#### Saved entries

---

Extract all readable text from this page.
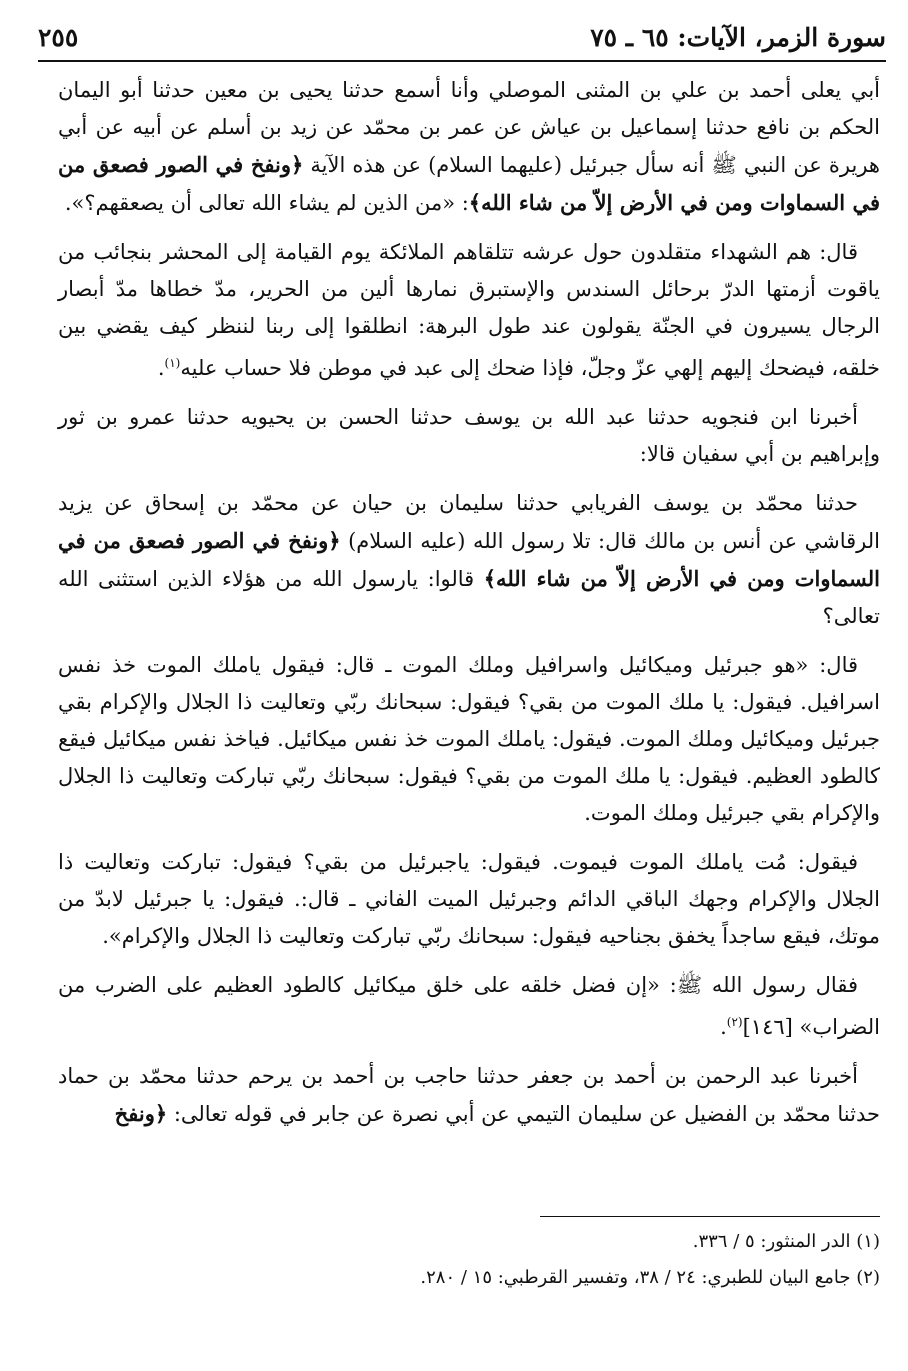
سورة الزمر، الآيات: ٦٥ ـ ٧٥
٢٥٥

أبي يعلى أحمد بن علي بن المثنى الموصلي وأنا أسمع حدثنا يحيى بن معين حدثنا أبو اليمان الحكم بن نافع حدثنا إسماعيل بن عياش عن عمر بن محمّد عن زيد بن أسلم عن أبيه عن أبي هريرة عن النبي ﷺ أنه سأل جبرئيل (عليهما السلام) عن هذه الآية ﴿ونفخ في الصور فصعق من في السماوات ومن في الأرض إلاّ من شاء الله﴾: «من الذين لم يشاء الله تعالى أن يصعقهم؟».

قال: هم الشهداء متقلدون حول عرشه تتلقاهم الملائكة يوم القيامة إلى المحشر بنجائب من ياقوت أزمتها الدرّ برحائل السندس والإستبرق نمارها ألين من الحرير، مدّ خطاها مدّ أبصار الرجال يسيرون في الجنّة يقولون عند طول البرهة: انطلقوا إلى ربنا لننظر كيف يقضي بين خلقه، فيضحك إليهم إلهي عزّ وجلّ، فإذا ضحك إلى عبد في موطن فلا حساب عليه$^{(١)}$.

أخبرنا ابن فنجويه حدثنا عبد الله بن يوسف حدثنا الحسن بن يحيويه حدثنا عمرو بن ثور وإبراهيم بن أبي سفيان قالا:

حدثنا محمّد بن يوسف الفريابي حدثنا سليمان بن حيان عن محمّد بن إسحاق عن يزيد الرقاشي عن أنس بن مالك قال: تلا رسول الله (عليه السلام) ﴿ونفخ في الصور فصعق من في السماوات ومن في الأرض إلاّ من شاء الله﴾ قالوا: يارسول الله من هؤلاء الذين استثنى الله تعالى؟

قال: «هو جبرئيل وميكائيل واسرافيل وملك الموت ـ قال: فيقول ياملك الموت خذ نفس اسرافيل. فيقول: يا ملك الموت من بقي؟ فيقول: سبحانك ربّي وتعاليت ذا الجلال والإكرام بقي جبرئيل وميكائيل وملك الموت. فيقول: ياملك الموت خذ نفس ميكائيل. فياخذ نفس ميكائيل فيقع كالطود العظيم. فيقول: يا ملك الموت من بقي؟ فيقول: سبحانك ربّي تباركت وتعاليت ذا الجلال والإكرام بقي جبرئيل وملك الموت.

فيقول: مُت ياملك الموت فيموت. فيقول: ياجبرئيل من بقي؟ فيقول: تباركت وتعاليت ذا الجلال والإكرام وجهك الباقي الدائم وجبرئيل الميت الفاني ـ قال:. فيقول: يا جبرئيل لابدّ من موتك، فيقع ساجداً يخفق بجناحيه فيقول: سبحانك ربّي تباركت وتعاليت ذا الجلال والإكرام».

فقال رسول الله ﷺ: «إن فضل خلقه على خلق ميكائيل كالطود العظيم على الضرب من الضراب» [١٤٦]$^{(٢)}$.

أخبرنا عبد الرحمن بن أحمد بن جعفر حدثنا حاجب بن أحمد بن يرحم حدثنا محمّد بن حماد حدثنا محمّد بن الفضيل عن سليمان التيمي عن أبي نصرة عن جابر في قوله تعالى: ﴿ونفخ

(١) الدر المنثور: ٥ / ٣٣٦.

(٢) جامع البيان للطبري: ٢٤ / ٣٨، وتفسير القرطبي: ١٥ / ٢٨٠.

---

#### PROMPT
Pick out the lines above that hold the string "والإكرام" and show them.

#### WORKED ANSWER
قال: «هو جبرئيل وميكائيل واسرافيل وملك الموت ـ قال: فيقول ياملك الموت خذ نفس اسرافيل. فيقول: يا ملك الموت من بقي؟ فيقول: سبحانك ربّي وتعاليت ذا الجلال والإكرام بقي جبرئيل وميكائيل وملك الموت. فيقول: ياملك الموت خذ نفس ميكائيل. فياخذ نفس ميكائيل فيقع كالطود العظيم. فيقول: يا ملك الموت من بقي؟ فيقول: سبحانك ربّي تباركت وتعاليت ذا الجلال والإكرام بقي جبرئيل وملك الموت.
فيقول: مُت ياملك الموت فيموت. فيقول: ياجبرئيل من بقي؟ فيقول: تباركت وتعاليت ذا الجلال والإكرام وجهك الباقي الدائم وجبرئيل الميت الفاني ـ قال:. فيقول: يا جبرئيل لابدّ من موتك، فيقع ساجداً يخفق بجناحيه فيقول: سبحانك ربّي تباركت وتعاليت ذا الجلال والإكرام».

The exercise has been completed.